Task description. Copy each line of the entries that contains the word "Unterschriften".

________________

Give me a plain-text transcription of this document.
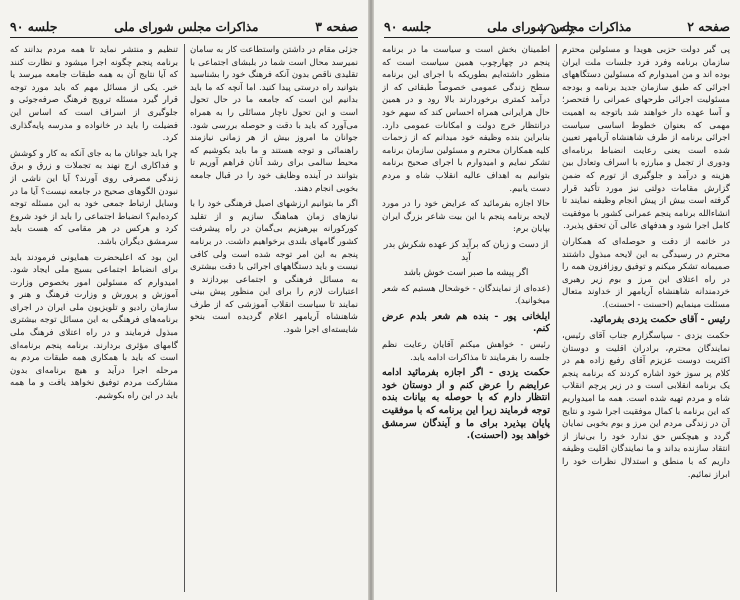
صفحه ۳
مذاکرات مجلس شورای ملی
جلسه ۹۰

جزئی مقام در داشتن واستطاعت کار به سامان نمیرسد محال است شما در بلبشای اجتماعی با تقلیدی ناقص بدون آنکه فرهنگ خود را بشناسید بتوانید راه درستی پیدا کنید. اما آنچه که ما باید بدانیم این است که جامعه ما در حال تحول است و این تحول ناچار مسائلی را به همراه می‌آورد که باید با دقت و حوصله بررسی شود. جوانان ما امروز بیش از هر زمانی نیازمند راهنمائی و توجه هستند و ما باید بکوشیم که محیط سالمی برای رشد آنان فراهم آوریم تا بتوانند در آینده وظایف خود را در قبال جامعه بخوبی انجام دهند.

اگر ما بتوانیم ارزشهای اصیل فرهنگی خود را با نیازهای زمان هماهنگ سازیم و از تقلید کورکورانه بپرهیزیم بی‌گمان در راه پیشرفت کشور گامهای بلندی برخواهیم داشت. در برنامه پنجم به این امر توجه شده است ولی کافی نیست و باید دستگاههای اجرائی با دقت بیشتری به مسائل فرهنگی و اجتماعی بپردازند و اعتبارات لازم را برای این منظور پیش بینی نمایند تا سیاست انقلاب آموزشی که از طرف شاهنشاه آریامهر اعلام گردیده است بنحو شایسته‌ای اجرا شود.

تنظیم و منتشر نماید تا همه مردم بدانند که برنامه پنجم چگونه اجرا میشود و نظارت کنند که آیا نتایج آن به همه طبقات جامعه میرسد یا خیر. یکی از مسائل مهم که باید مورد توجه قرار گیرد مسئله ترویج فرهنگ صرفه‌جوئی و جلوگیری از اسراف است که اساس این فضیلت را باید در خانواده و مدرسه پایه‌گذاری کرد.

چرا باید جوانان ما به جای آنکه به کار و کوشش و فداکاری ارج نهند به تجملات و زرق و برق زندگی مصرفی روی آورند؟ آیا این ناشی از نبودن الگوهای صحیح در جامعه نیست؟ آیا ما در وسایل ارتباط جمعی خود به این مسئله توجه کرده‌ایم؟ انضباط اجتماعی را باید از خود شروع کرد و هرکس در هر مقامی که هست باید سرمشق دیگران باشد.

این بود که اعلیحضرت همایونی فرمودند باید برای انضباط اجتماعی بسیج ملی ایجاد شود. امیدوارم که مسئولین امور بخصوص وزارت آموزش و پرورش و وزارت فرهنگ و هنر و سازمان رادیو و تلویزیون ملی ایران در اجرای برنامه‌های فرهنگی به این مسائل توجه بیشتری مبذول فرمایند و در راه اعتلای فرهنگ ملی گامهای مؤثری بردارند. برنامه پنجم برنامه‌ای است که باید با همکاری همه طبقات مردم به مرحله اجرا درآید و هیچ برنامه‌ای بدون مشارکت مردم توفیق نخواهد یافت و ما همه باید در این راه بکوشیم.

صفحه ۲
مذاکرات مجلس شورای ملی
جلسه ۹۰

پی گیر دولت حزبی هویدا و مسئولین محترم سازمان برنامه وفرد فرد جلسات ملت ایران بوده اند و من امیدوارم که مسئولین دستگاههای اجرائی که طبق سازمان جدید برنامه و بودجه مسئولیت اجرائی طرحهای عمرانی را فتحصر؛ و آسا عهده دار خواهند شد باتوجه به اهمیت مهمی که بعنوان خطوط اساسی سیاست اجرائی برنامه از طرف شاهنشاه آریامهر تعیین شده است یعنی رعایت انضباط برنامه‌ای ودوری از تجمل و مبارزه با اسراف وتعادل بین هزینه و درآمد و جلوگیری از تورم که ضمن گزارش مقامات دولتی نیز مورد تأکید قرار گرفته است بیش از پیش انجام وظیفه نمایند تا انشاءالله برنامه پنجم عمرانی کشور با موفقیت کامل اجرا شود و هدفهای عالی آن تحقق پذیرد.

در خاتمه از دقت و حوصله‌ای که همکاران محترم در رسیدگی به این لایحه مبذول داشتند صمیمانه تشکر میکنم و توفیق روزافزون همه را در راه اعتلای این مرز و بوم زیر رهبری خردمندانه شاهنشاه آریامهر از خداوند متعال مسئلت مینمایم (احسنت - احسنت).

رئیس - آقای حکمت یزدی بفرمائید.

حکمت یزدی - سپاسگزارم جناب آقای رئیس، نمایندگان محترم، برادران اقلیت و دوستان اکثریت دوست عزیزم آقای رفیع زاده هم در کلام پر سوز خود اشاره کردند که برنامه پنجم یک برنامه انقلابی است و در زیر پرچم انقلاب شاه و مردم تهیه شده است. همه ما امیدواریم که این برنامه با کمال موفقیت اجرا شود و نتایج آن در زندگی مردم این مرز و بوم بخوبی نمایان گردد و هیچکس حق ندارد خود را بی‌نیاز از انتقاد سازنده بداند و ما نمایندگان اقلیت وظیفه داریم که با منطق و استدلال نظرات خود را ابراز نمائیم.

اطمینان بخش است و سیاست ما در برنامه پنجم در چهارچوب همین سیاست است که منظور داشته‌ایم بطوریکه با اجرای این برنامه سطح زندگی عمومی خصوصاً طبقاتی که از درآمد کمتری برخوردارند بالا رود و در همین حال هرایرانی همراه احساس کند که سهم خود درانتظار خرج دولت و امکانات عمومی دارد. بنابراین بنده وظیفه خود میدانم که از زحمات کلیه همکاران محترم و مسئولین سازمان برنامه تشکر نمایم و امیدوارم با اجرای صحیح برنامه بتوانیم به اهداف عالیه انقلاب شاه و مردم دست یابیم.

حالا اجازه بفرمائید که عرایض خود را در مورد لایحه برنامه پنجم با این بیت شاعر بزرگ ایران بپایان برم:

از دست و زبان که برآید کز عهده شکرش بدر آید

اگر پیشه ما صبر است خوش باشد

(عده‌ای از نمایندگان - خوشحال هستیم که شعر میخوانید).

ایلخانی پور - بنده هم شعر بلدم عرض کنم.

رئیس - خواهش میکنم آقایان رعایت نظم جلسه را بفرمایند تا مذاکرات ادامه یابد.

حکمت یزدی - اگر اجازه بفرمائید ادامه عرایضم را عرض کنم و از دوستان خود انتظار دارم که با حوصله به بیانات بنده توجه فرمایند زیرا این برنامه که با موفقیت پایان بپذیرد برای ما و آیندگان سرمشق خواهد بود (احسنت).
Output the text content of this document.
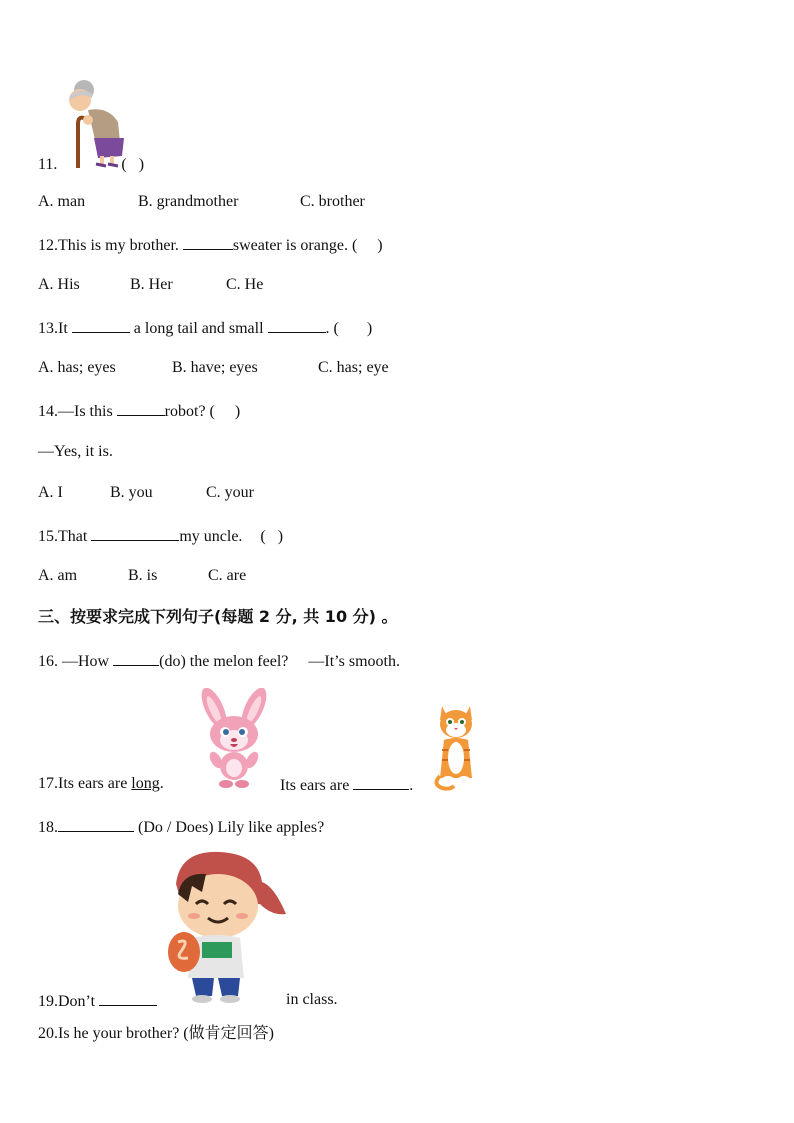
11.	(   )
A. man	B. grandmother	C. brother
12.This is my brother.	sweater is orange. (     )
A. His	B. Her	C. He
13.It	a long tail and small	. (       )
A. has; eyes	B. have; eyes	C. has; eye
14.—Is this	robot? (     )
—Yes, it is.
A. I	B. you	C. your
15.That	my uncle. (   )
A. am	B. is	C. are
三、按要求完成下列句子(每题 2 分, 共 10 分) 。
16. —How	(do) the melon feel? —It’s smooth.
17.Its ears are long.	Its ears are	.
18.	(Do / Does) Lily like apples?
19.Don’t	in class.
20.Is he your brother? (做肯定回答)
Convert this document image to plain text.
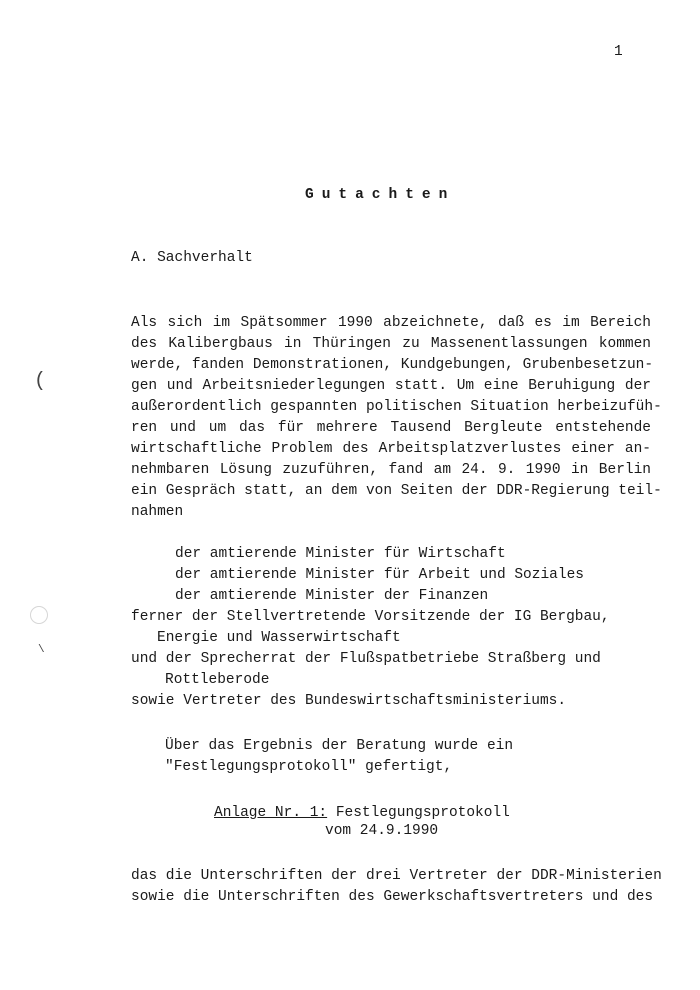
1
(
\
Gutachten
A. Sachverhalt
Als sich im Spätsommer 1990 abzeichnete, daß es im Bereich
des Kalibergbaus in Thüringen zu Massenentlassungen kommen
werde, fanden Demonstrationen, Kundgebungen, Grubenbesetzun-
gen und Arbeitsniederlegungen statt. Um eine Beruhigung der
außerordentlich gespannten politischen Situation herbeizufüh-
ren und um das für mehrere Tausend Bergleute entstehende
wirtschaftliche Problem des Arbeitsplatzverlustes einer an-
nehmbaren Lösung zuzuführen, fand am 24. 9. 1990 in Berlin
ein Gespräch statt, an dem von Seiten der DDR-Regierung teil-
nahmen
der amtierende Minister für Wirtschaft
der amtierende Minister für Arbeit und Soziales
der amtierende Minister der Finanzen
ferner der Stellvertretende Vorsitzende der IG Bergbau,
Energie und Wasserwirtschaft
und der Sprecherrat der Flußspatbetriebe Straßberg und
Rottleberode
sowie Vertreter des Bundeswirtschaftsministeriums.
Über das Ergebnis der Beratung wurde ein
"Festlegungsprotokoll" gefertigt,
Anlage Nr. 1: Festlegungsprotokoll
vom 24.9.1990
das die Unterschriften der drei Vertreter der DDR-Ministerien
sowie die Unterschriften des Gewerkschaftsvertreters und des
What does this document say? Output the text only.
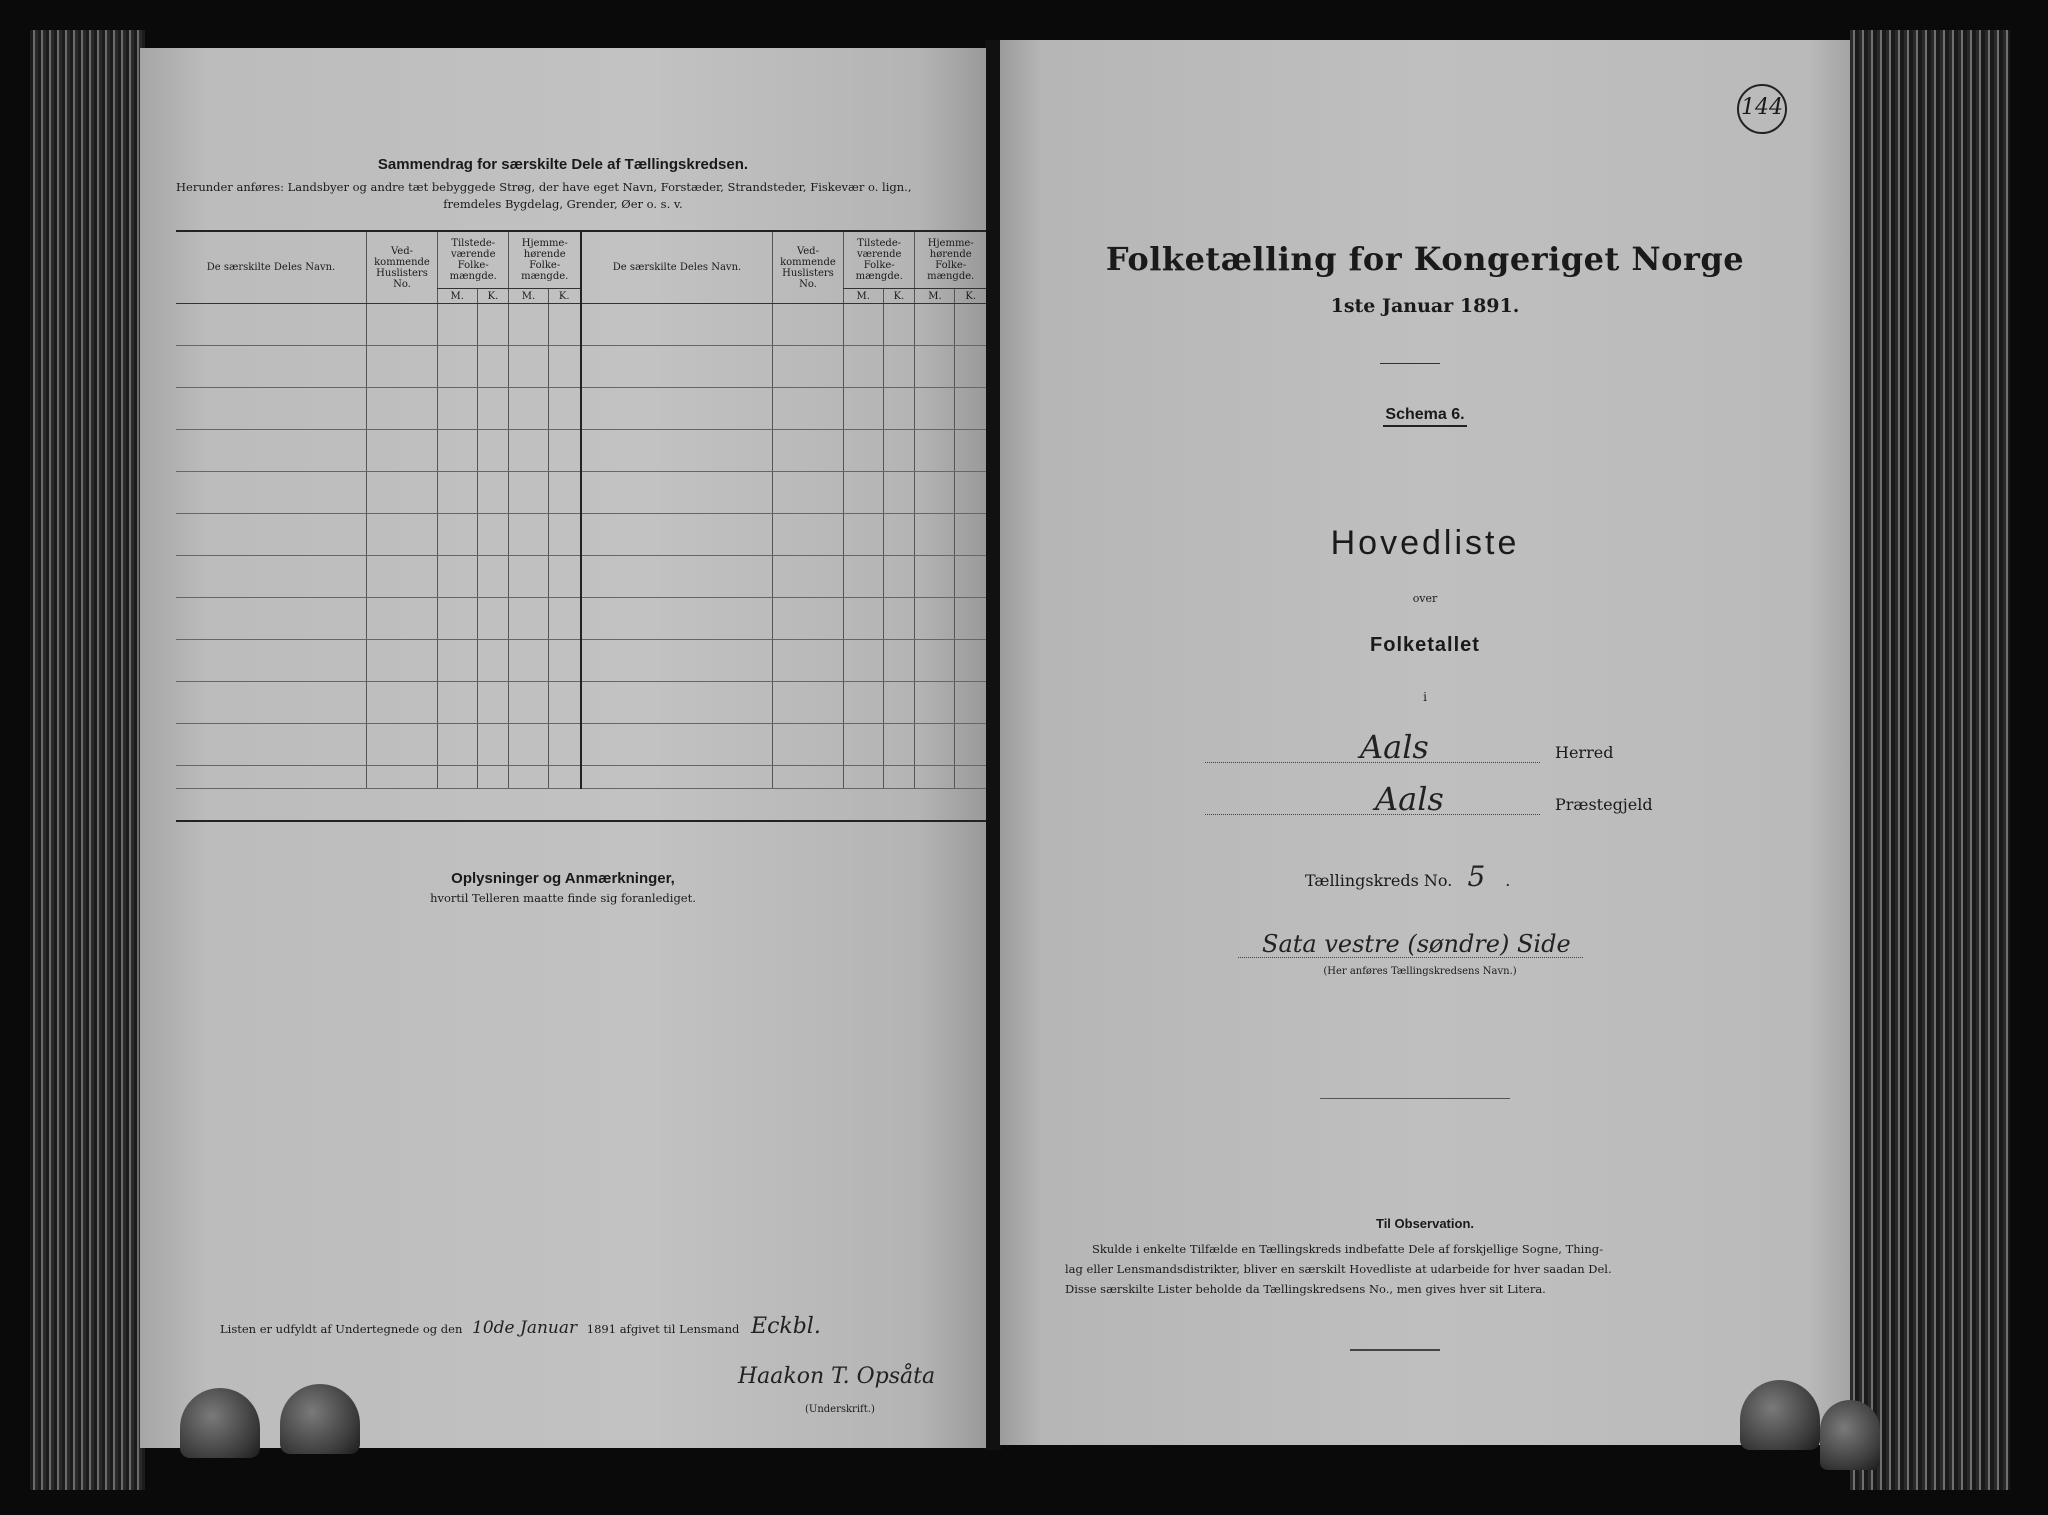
Sammendrag for særskilte Dele af Tællingskredsen.
Herunder anføres: Landsbyer og andre tæt bebyggede Strøg, der have eget Navn, Forstæder, Strandsteder, Fiskevær o. lign.,
fremdeles Bygdelag, Grender, Øer o. s. v.
De særskilte Deles Navn.	Ved-kommende Huslisters No.	Tilstede-værende Folke-mængde.		Hjemme-hørende Folke-mængde.		De særskilte Deles Navn.	Ved-kommende Huslisters No.	Tilstede-værende Folke-mængde.		Hjemme-hørende Folke-mængde.	
		M.	K.	M.	K.			M.	K.	M.	K.

Oplysninger og Anmærkninger,
hvortil Telleren maatte finde sig foranlediget.
Listen er udfyldt af Undertegnede og den 10de Januar 1891 afgivet til Lensmand Eckbl.
Haakon T. Opsåta
(Underskrift.)
144
Folketælling for Kongeriget Norge
1ste Januar 1891.
Schema 6.
Hovedliste
over
Folketallet
i
Aals	Herred
Aals	Præstegjeld
Tællingskreds No. 5 .
Sata vestre (søndre) Side
(Her anføres Tællingskredsens Navn.)
Til Observation.
Skulde i enkelte Tilfælde en Tællingskreds indbefatte Dele af forskjellige Sogne, Thing-
lag eller Lensmandsdistrikter, bliver en særskilt Hovedliste at udarbeide for hver saadan Del.
Disse særskilte Lister beholde da Tællingskredsens No., men gives hver sit Litera.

________________

Completed exercise.
das die Unterschriften der drei Vertreter der DDR-Ministerien
sowie die Unterschriften des Gewerkschaftsvertreters und des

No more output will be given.